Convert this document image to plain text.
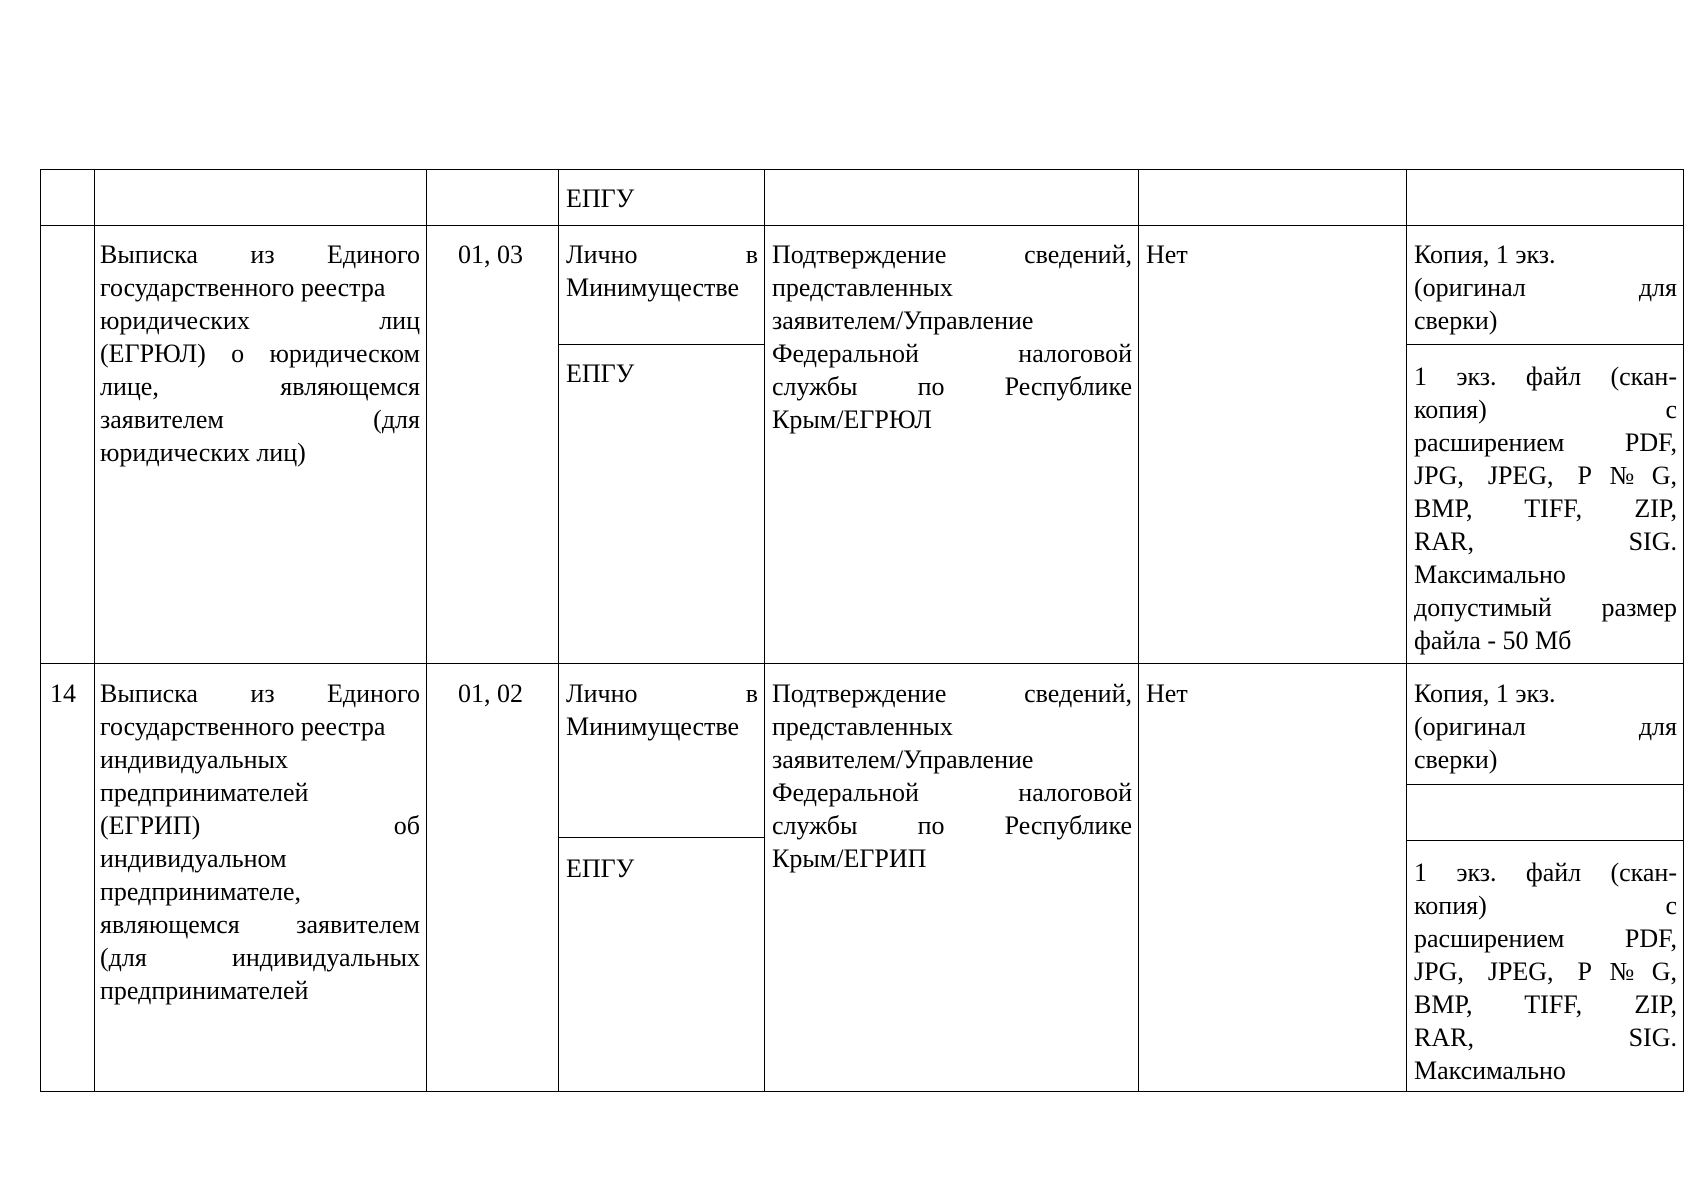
ЕПГУ
Выписка из Единого
государственного реестра
юридических лиц
(ЕГРЮЛ) о юридическом
лице, являющемся
заявителем (для
юридических лиц)
01, 03 Лично в
Минимуществе
ЕПГУ
Подтверждение сведений,
представленных
заявителем/Управление
Федеральной налоговой
службы по Республике
Крым/ЕГРЮЛ
Нет	Копия, 1 экз.
(оригинал для
сверки)
1 экз. файл (скан-
копия) с
расширением PDF,
JPG, JPEG, P№G,
BMP, TIFF, ZIP,
RAR, SIG.
Максимально
допустимый размер
файла - 50 Мб
14 Выписка из Единого
государственного реестра
индивидуальных
предпринимателей
(ЕГРИП) об
индивидуальном
предпринимателе,
являющемся заявителем
(для индивидуальных
предпринимателей
01, 02 Лично в
Минимуществе
ЕПГУ
Подтверждение сведений,
представленных
заявителем/Управление
Федеральной налоговой
службы по Республике
Крым/ЕГРИП
Нет	Копия, 1 экз.
(оригинал для
сверки)
1 экз. файл (скан-
копия) с
расширением PDF,
JPG, JPEG, P№G,
BMP, TIFF, ZIP,
RAR, SIG.
Максимально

> Exercise task
Extract each line holding the string "заявителем".

> Solution to this problem
заявителем (для
заявителем/Управление
являющемся заявителем
заявителем/Управление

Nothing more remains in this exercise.